---- Supplied data

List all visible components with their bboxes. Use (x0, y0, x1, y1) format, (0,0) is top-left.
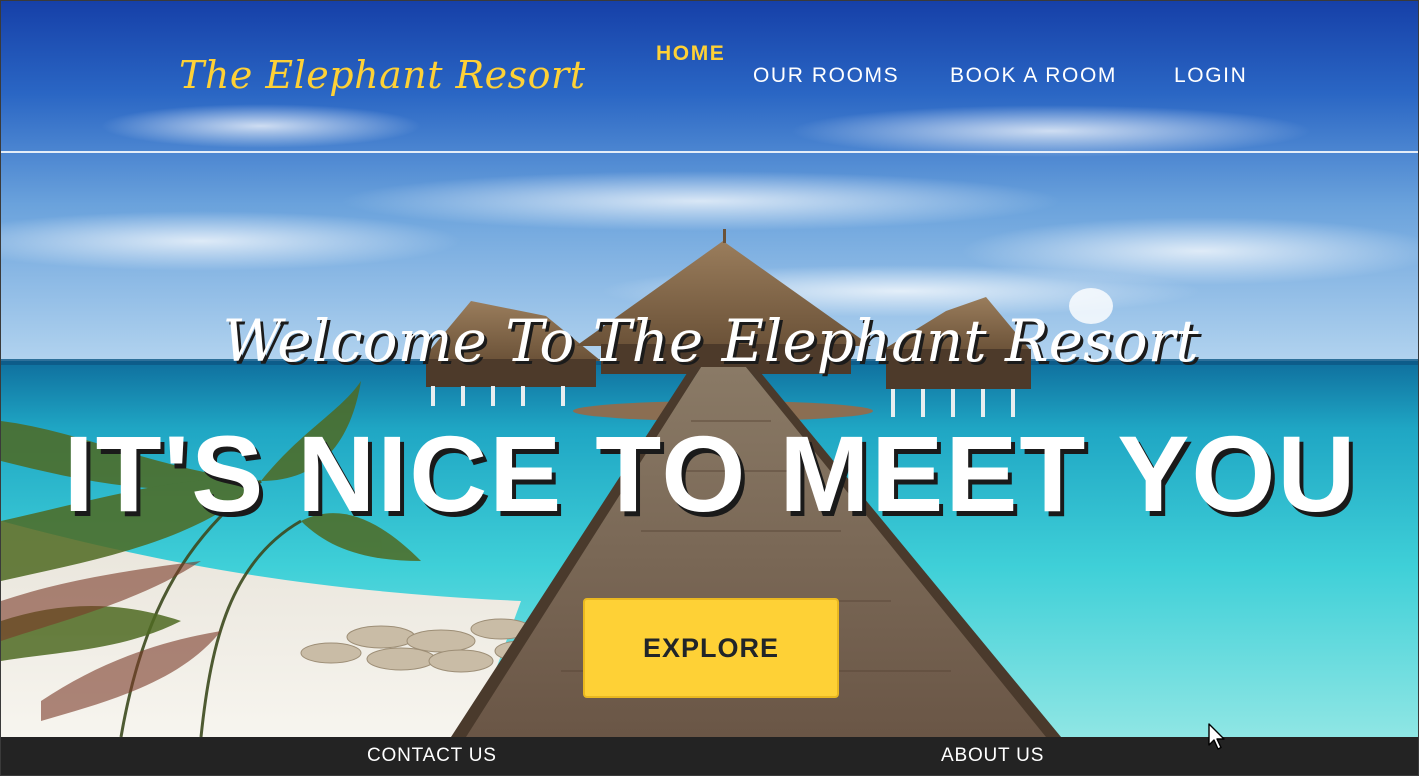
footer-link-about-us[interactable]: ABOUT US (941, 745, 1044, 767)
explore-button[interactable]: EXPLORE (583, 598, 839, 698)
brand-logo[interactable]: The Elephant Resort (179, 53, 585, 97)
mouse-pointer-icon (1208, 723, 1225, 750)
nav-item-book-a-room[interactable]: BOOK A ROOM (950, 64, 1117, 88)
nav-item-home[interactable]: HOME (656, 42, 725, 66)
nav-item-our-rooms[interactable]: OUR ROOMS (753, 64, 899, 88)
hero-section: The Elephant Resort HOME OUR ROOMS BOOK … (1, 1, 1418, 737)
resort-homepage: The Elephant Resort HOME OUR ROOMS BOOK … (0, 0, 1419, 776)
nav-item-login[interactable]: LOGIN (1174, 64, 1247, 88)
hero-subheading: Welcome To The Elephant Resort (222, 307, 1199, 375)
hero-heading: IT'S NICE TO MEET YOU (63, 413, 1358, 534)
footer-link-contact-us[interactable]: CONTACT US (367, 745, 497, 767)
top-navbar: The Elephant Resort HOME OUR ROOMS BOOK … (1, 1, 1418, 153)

--------

Stated problem: Update the data above by replacing "OUR ROOMS" with "ROOMS & SUITES" everywhere it appears, keep every other line unchanged, and leave the picture out.

Full solution:
List all visible components with their bboxes. Use (x0, y0, x1, y1) format, (0,0) is top-left.
footer-link-about-us[interactable]: ABOUT US (941, 745, 1044, 767)
explore-button[interactable]: EXPLORE (583, 598, 839, 698)
brand-logo[interactable]: The Elephant Resort (179, 53, 585, 97)
mouse-pointer-icon (1208, 723, 1225, 750)
nav-item-book-a-room[interactable]: BOOK A ROOM (950, 64, 1117, 88)
nav-item-home[interactable]: HOME (656, 42, 725, 66)
nav-item-our-rooms[interactable]: ROOMS & SUITES (753, 64, 899, 88)
hero-section: The Elephant Resort HOME ROOMS & SUITES BOOK … (1, 1, 1418, 737)
resort-homepage: The Elephant Resort HOME ROOMS & SUITES BOOK … (0, 0, 1419, 776)
nav-item-login[interactable]: LOGIN (1174, 64, 1247, 88)
hero-subheading: Welcome To The Elephant Resort (222, 307, 1199, 375)
hero-heading: IT'S NICE TO MEET YOU (63, 413, 1358, 534)
footer-link-contact-us[interactable]: CONTACT US (367, 745, 497, 767)
top-navbar: The Elephant Resort HOME ROOMS & SUITES BOOK … (1, 1, 1418, 153)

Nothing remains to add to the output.